TASK DESCRIPTION: Spot every line with the word "Completion" and return it.

DATA LINES:

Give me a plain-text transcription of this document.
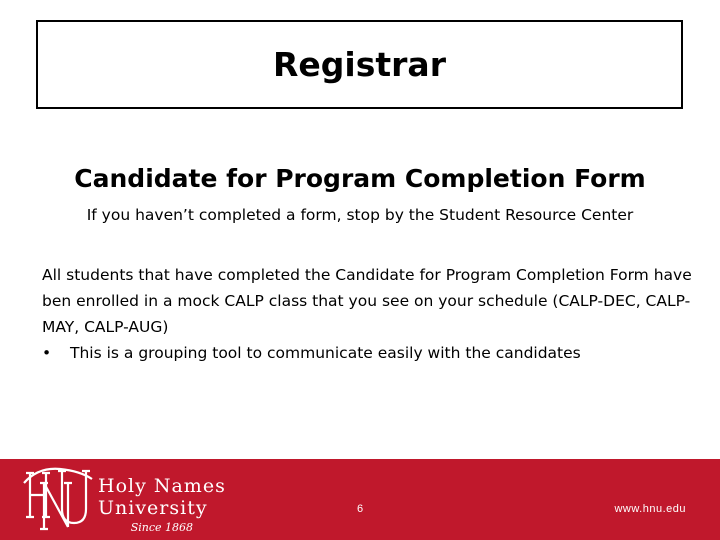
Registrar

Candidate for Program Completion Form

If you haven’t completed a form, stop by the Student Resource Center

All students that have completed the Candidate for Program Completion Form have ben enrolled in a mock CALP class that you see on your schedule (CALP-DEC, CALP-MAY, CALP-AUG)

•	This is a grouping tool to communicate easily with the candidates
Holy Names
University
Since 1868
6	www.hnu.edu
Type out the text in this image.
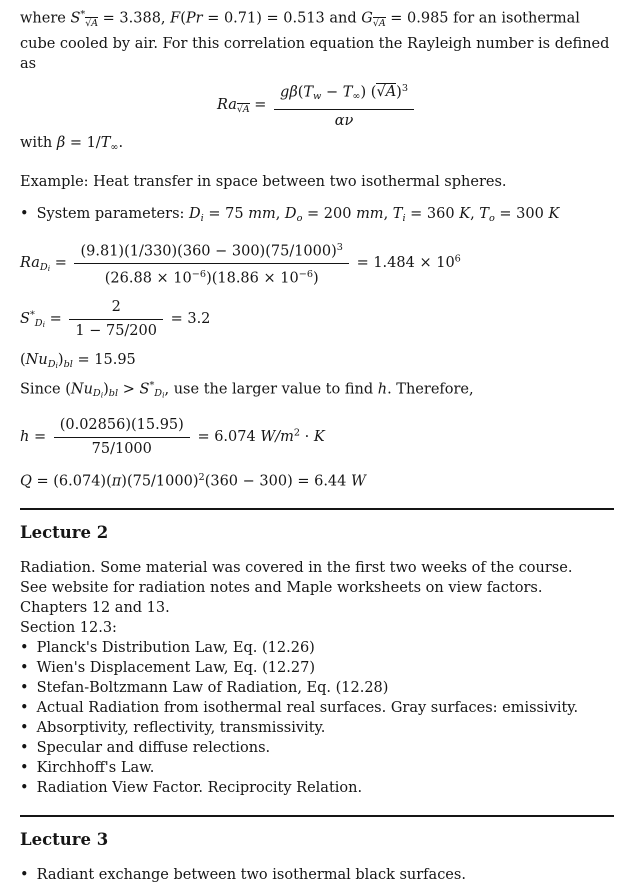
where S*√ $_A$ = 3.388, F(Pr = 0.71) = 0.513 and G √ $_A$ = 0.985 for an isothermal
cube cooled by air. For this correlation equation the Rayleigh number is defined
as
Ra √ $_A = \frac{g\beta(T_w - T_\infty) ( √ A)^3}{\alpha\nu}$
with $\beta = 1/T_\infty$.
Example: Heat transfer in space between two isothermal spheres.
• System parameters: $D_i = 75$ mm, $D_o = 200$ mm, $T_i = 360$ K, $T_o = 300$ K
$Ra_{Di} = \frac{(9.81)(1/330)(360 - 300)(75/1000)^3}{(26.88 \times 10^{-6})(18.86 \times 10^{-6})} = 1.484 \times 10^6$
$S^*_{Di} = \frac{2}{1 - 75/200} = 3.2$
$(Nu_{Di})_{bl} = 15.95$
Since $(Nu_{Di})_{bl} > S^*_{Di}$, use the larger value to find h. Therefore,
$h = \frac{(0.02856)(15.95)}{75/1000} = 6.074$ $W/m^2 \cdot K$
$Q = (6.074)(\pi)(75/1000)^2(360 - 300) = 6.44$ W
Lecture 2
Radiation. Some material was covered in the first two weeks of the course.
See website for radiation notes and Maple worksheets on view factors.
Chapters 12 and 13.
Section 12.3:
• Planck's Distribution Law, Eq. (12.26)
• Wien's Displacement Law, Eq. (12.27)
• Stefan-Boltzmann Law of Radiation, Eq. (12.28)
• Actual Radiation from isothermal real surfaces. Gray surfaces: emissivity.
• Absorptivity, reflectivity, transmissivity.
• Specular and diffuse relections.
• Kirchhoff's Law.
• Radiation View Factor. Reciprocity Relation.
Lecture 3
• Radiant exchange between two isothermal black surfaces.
--
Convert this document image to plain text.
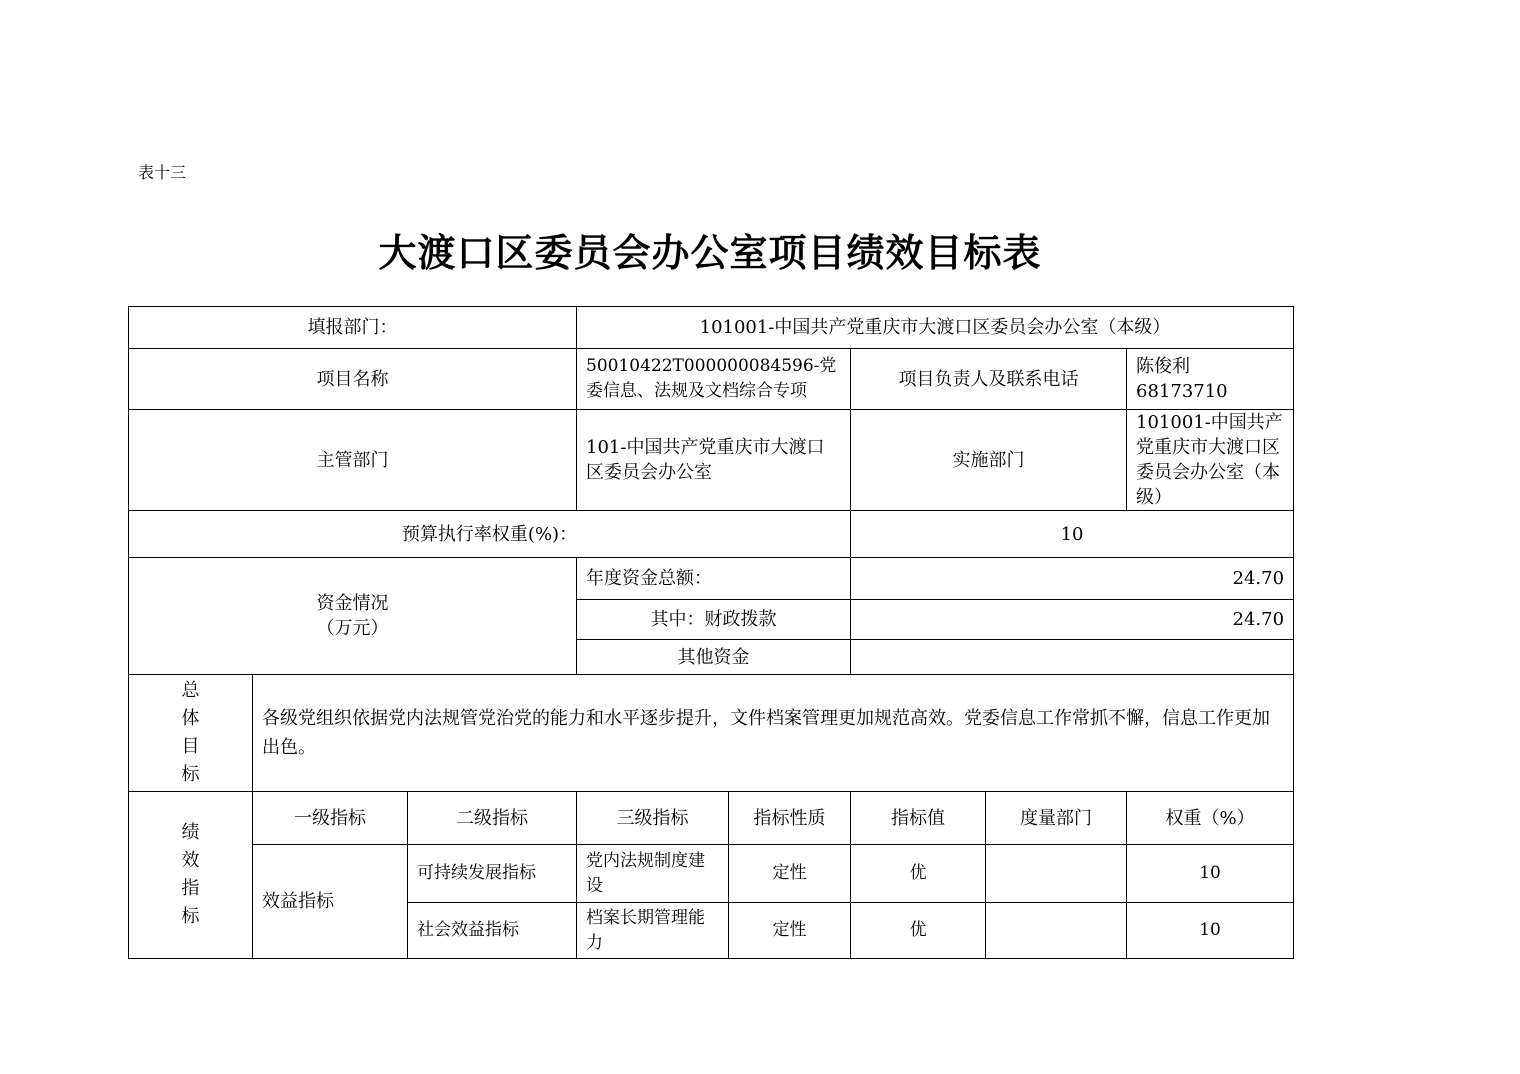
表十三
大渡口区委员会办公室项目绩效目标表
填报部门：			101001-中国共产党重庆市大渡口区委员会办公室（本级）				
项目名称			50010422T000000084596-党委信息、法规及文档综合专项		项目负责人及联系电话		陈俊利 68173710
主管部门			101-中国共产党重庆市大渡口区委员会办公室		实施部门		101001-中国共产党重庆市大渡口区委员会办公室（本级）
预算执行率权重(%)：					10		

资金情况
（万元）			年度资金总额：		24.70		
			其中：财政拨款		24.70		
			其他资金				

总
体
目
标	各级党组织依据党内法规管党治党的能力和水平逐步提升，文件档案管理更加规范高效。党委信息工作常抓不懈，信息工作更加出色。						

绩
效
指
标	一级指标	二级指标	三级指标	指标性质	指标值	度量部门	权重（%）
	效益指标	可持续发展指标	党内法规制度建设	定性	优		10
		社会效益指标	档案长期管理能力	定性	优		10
--
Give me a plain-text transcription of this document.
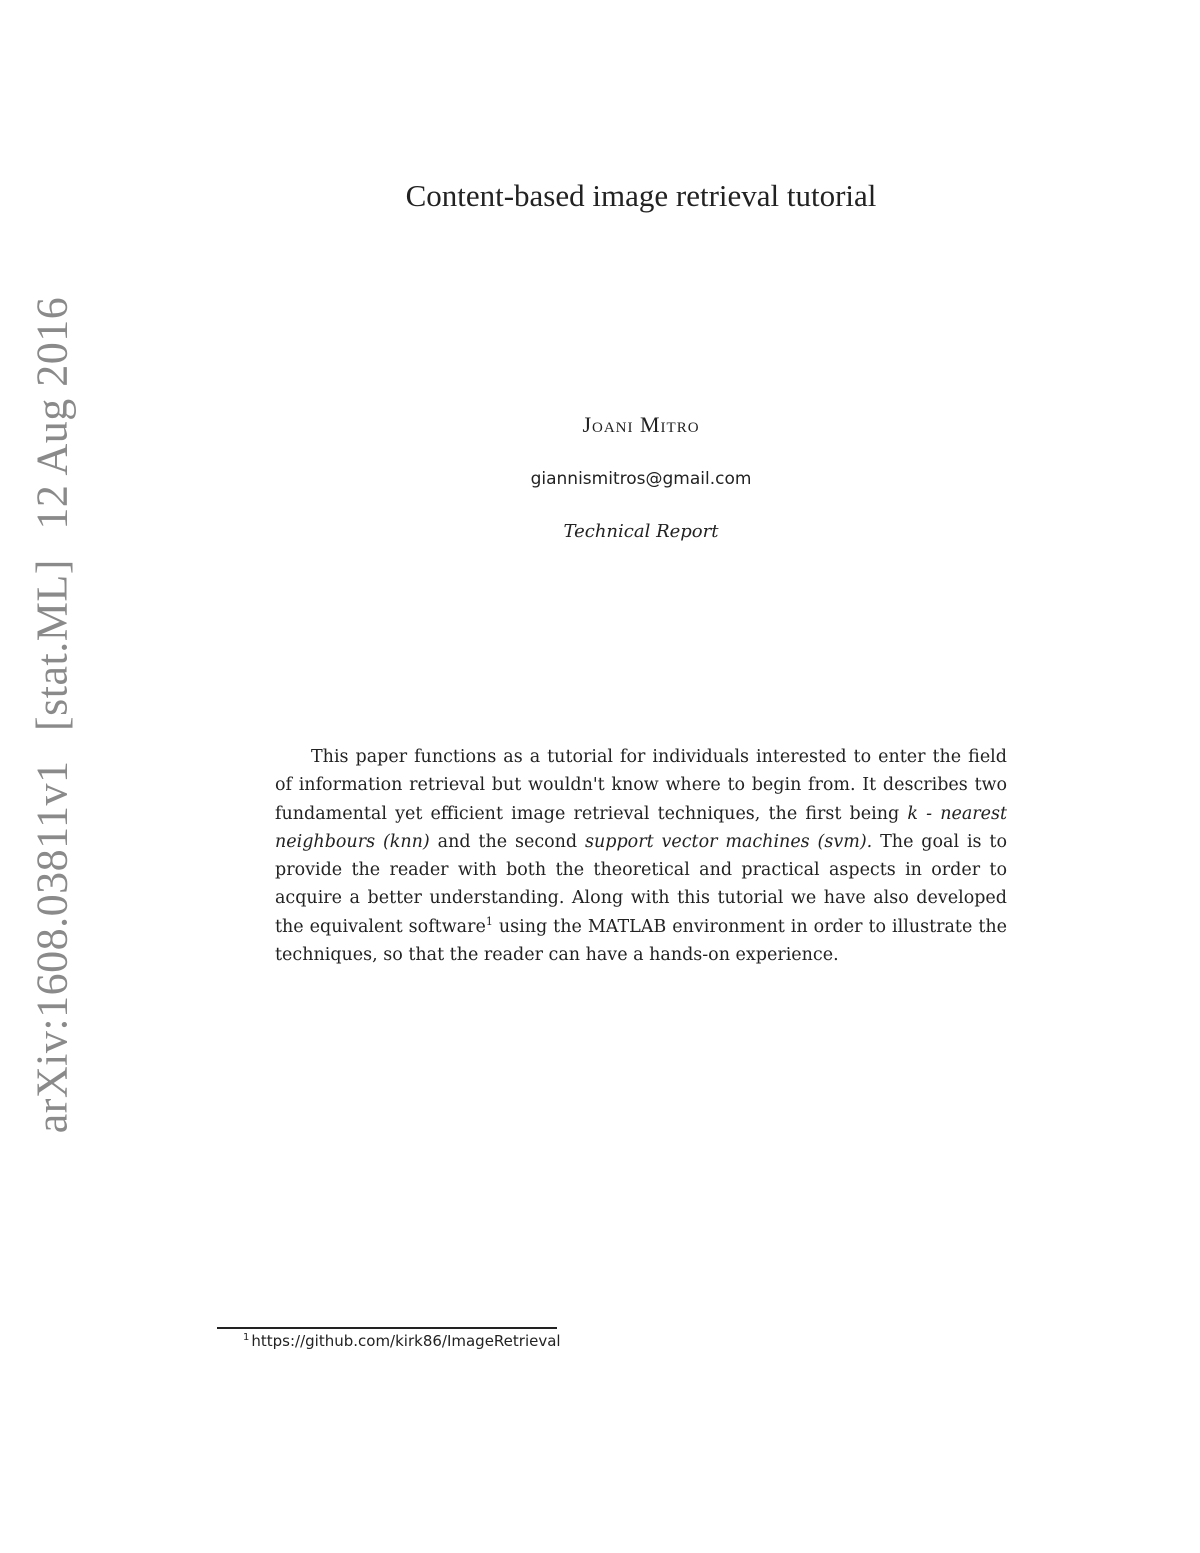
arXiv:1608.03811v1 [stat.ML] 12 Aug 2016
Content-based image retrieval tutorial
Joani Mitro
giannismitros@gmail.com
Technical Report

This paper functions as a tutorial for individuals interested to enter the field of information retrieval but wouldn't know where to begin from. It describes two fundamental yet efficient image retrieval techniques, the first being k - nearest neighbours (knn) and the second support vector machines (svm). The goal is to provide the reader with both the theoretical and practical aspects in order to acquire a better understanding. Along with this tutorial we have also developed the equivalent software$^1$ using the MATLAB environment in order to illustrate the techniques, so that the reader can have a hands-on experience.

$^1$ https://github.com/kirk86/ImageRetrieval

ANSWER FOR THE TASK:
Candidate for Program Completion Form
All students that have completed the Candidate for Program Completion Form have ben enrolled in a mock CALP class that you see on your schedule (CALP-DEC, CALP-MAY, CALP-AUG)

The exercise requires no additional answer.